Requirements: Which lines in the records below contain the word "frac"? Copy each one out.

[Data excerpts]
((

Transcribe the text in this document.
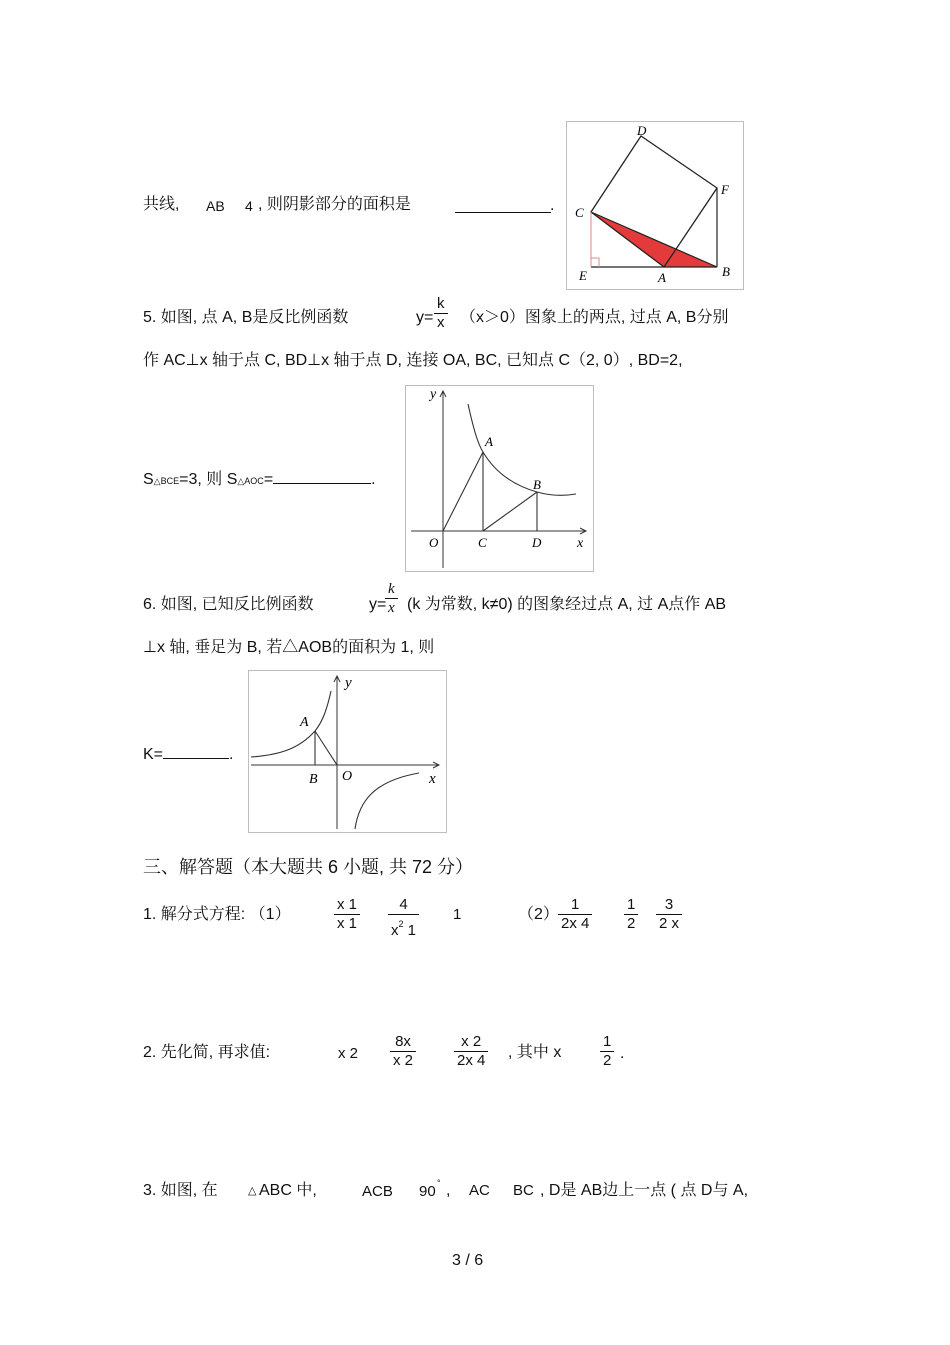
共线, AB 4 , 则阴影部分的面积是	.
D
F
C
E	A	B
5. 如图, 点 A, B是反比例函数	$y= \frac{k}{x} (x>0)$图象上的两点, 过点 A, B分别
作 AC⊥x 轴于点 C, BD⊥x 轴于点 D, 连接 OA, BC, 已知点 C（2, 0）, BD=2,
S△BCE=3, 则 S△AOC=	.
y
A
B
O	C	D	x
6. 如图, 已知反比例函数	y=
$\frac{k}{x} (k$ 为常数, k≠0) 的图象经过点 A, 过 A点作 AB
⊥x 轴, 垂足为 B, 若△AOB的面积为 1, 则
K=	.
y
A
B O	x
三、解答题（本大题共 6 小题, 共 72 分）
1. 解分式方程: （1）	$\frac{x 1}{x 1} \frac{4}{x^2 1} 1$	$(2) \frac{1}{2x 4} \frac{1}{2} \frac{3}{2 x}$
2. 先化简, 再求值:	x $2 \frac{8x}{x 2}$	$\frac{x 2}{2x 4}$ , 其中 x	$\frac{1}{2}$ .
3. 如图, 在	△ ABC 中,	ACB 90 ° , AC BC , D是 AB边上一点 ( 点 D与 A,
3 / 6
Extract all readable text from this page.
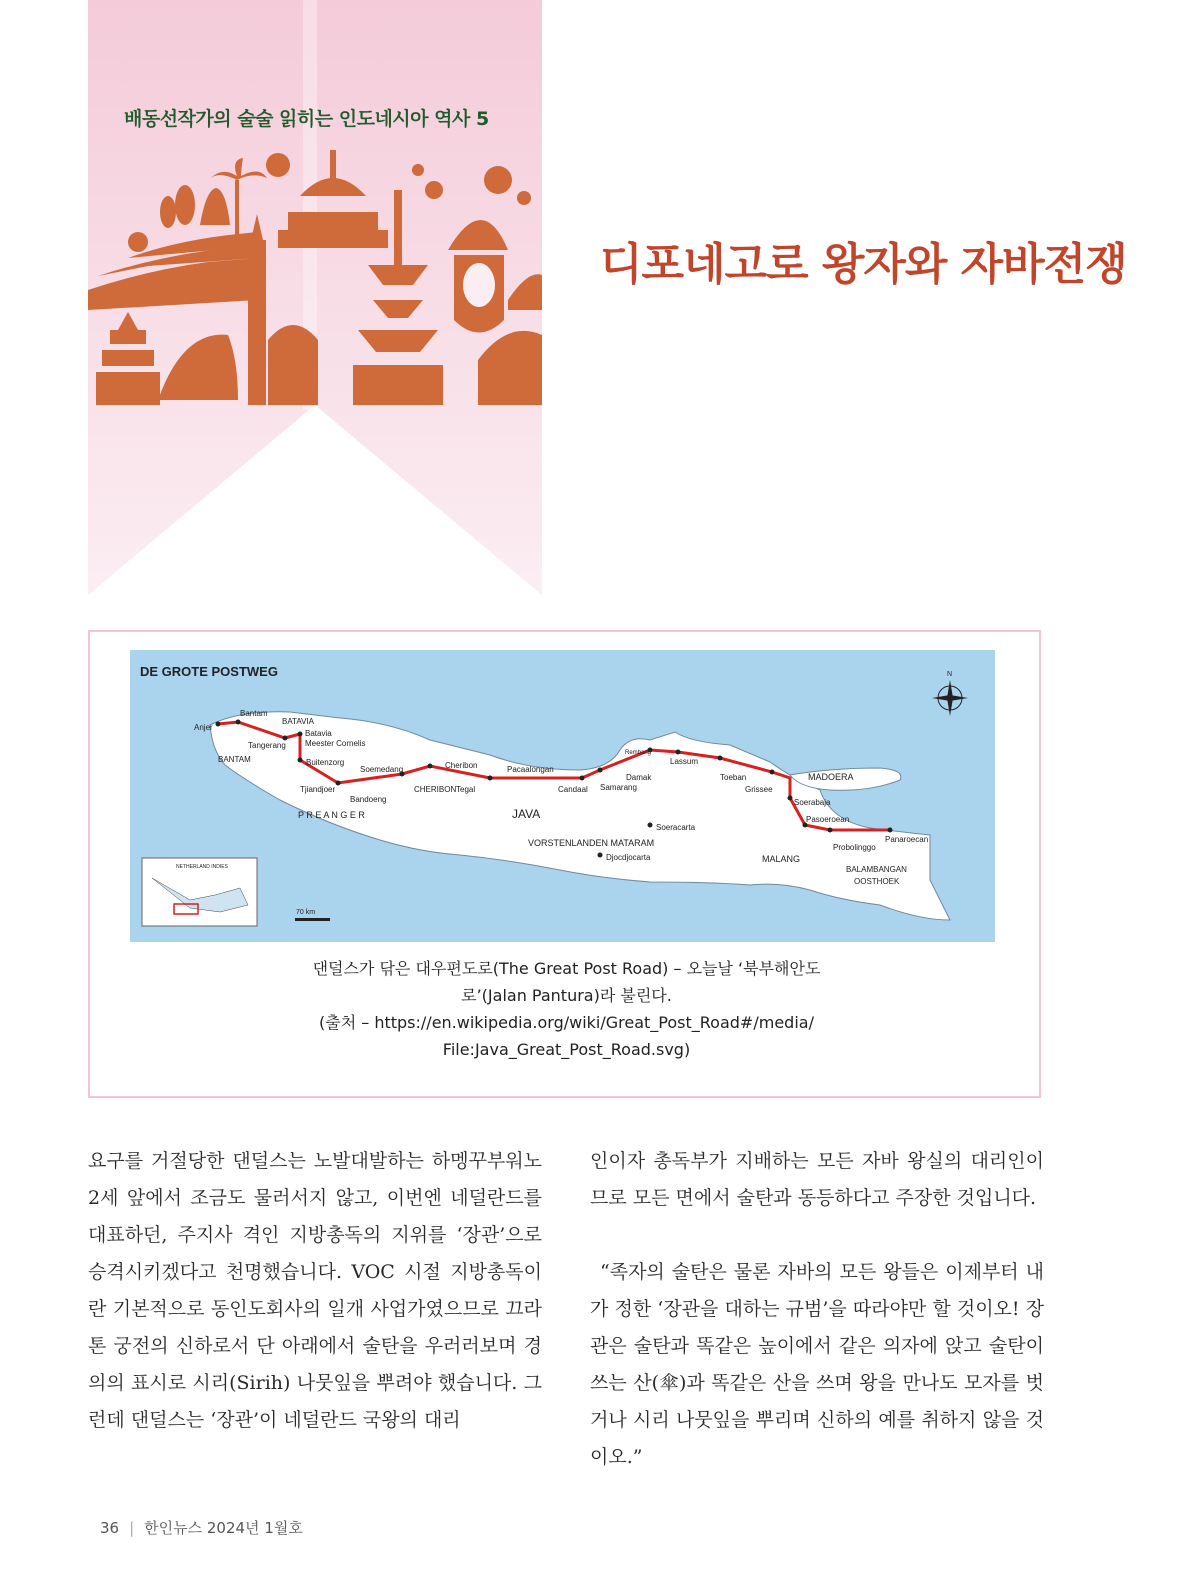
배동선작가의 술술 읽히는 인도네시아 역사 5
디포네고로 왕자와 자바전쟁
DE GROTE POSTWEG
Anjer
Bantam
BATAVIA
Batavia
Meester Cornelis
Tangerang
BANTAM	Buitenzorg
Soemedang	Cheribon	Pacaalongan
Tjiandjoer
Bandoeng
CHERIBON Tegal	Candaal Samarang
P R E A N G E R	JAVA
Rembang
Lassum
Damak	Toeban
Grissee
MADOERA
Soerabaja
Pasoeroean
Panaroecan
Probolinggo
Soeracarta
Djocdjocarta
VORSTENLANDEN MATARAM
MALANG
BALAMBANGAN
OOSTHOEK
NETHERLAND INDIES
70 km
N
댄덜스가 닦은 대우편도로(The Great Post Road) – 오늘날 ‘북부해안도
로’(Jalan Pantura)라 불린다.
(출처 – https://en.wikipedia.org/wiki/Great_Post_Road#/media/
File:Java_Great_Post_Road.svg)

요구를 거절당한 댄덜스는 노발대발하는 하멩꾸부워노 2세 앞에서 조금도 물러서지 않고, 이번엔 네덜란드를 대표하던, 주지사 격인 지방총독의 지위를 ‘장관’으로 승격시키겠다고 천명했습니다. VOC 시절 지방총독이란 기본적으로 동인도회사의 일개 사업가였으므로 끄라톤 궁전의 신하로서 단 아래에서 술탄을 우러러보며 경의의 표시로 시리(Sirih) 나뭇잎을 뿌려야 했습니다. 그런데 댄덜스는 ‘장관’이 네덜란드 국왕의 대리

인이자 총독부가 지배하는 모든 자바 왕실의 대리인이므로 모든 면에서 술탄과 동등하다고 주장한 것입니다.

“족자의 술탄은 물론 자바의 모든 왕들은 이제부터 내가 정한 ‘장관을 대하는 규범’을 따라야만 할 것이오! 장관은 술탄과 똑같은 높이에서 같은 의자에 앉고 술탄이 쓰는 산(傘)과 똑같은 산을 쓰며 왕을 만나도 모자를 벗거나 시리 나뭇잎을 뿌리며 신하의 예를 취하지 않을 것이오.”

36 | 한인뉴스 2024년 1월호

))

The result:
5. 如图, 点 A, B是反比例函数	$y= \frac{k}{x} (x>0)$图象上的两点, 过点 A, B分别
$\frac{k}{x} (k$ 为常数, k≠0) 的图象经过点 A, 过 A点作 AB
1. 解分式方程: （1）	$\frac{x 1}{x 1} \frac{4}{x^2 1} 1$	$(2) \frac{1}{2x 4} \frac{1}{2} \frac{3}{2 x}$
2. 先化简, 再求值:	x $2 \frac{8x}{x 2}$	$\frac{x 2}{2x 4}$ , 其中 x	$\frac{1}{2}$ .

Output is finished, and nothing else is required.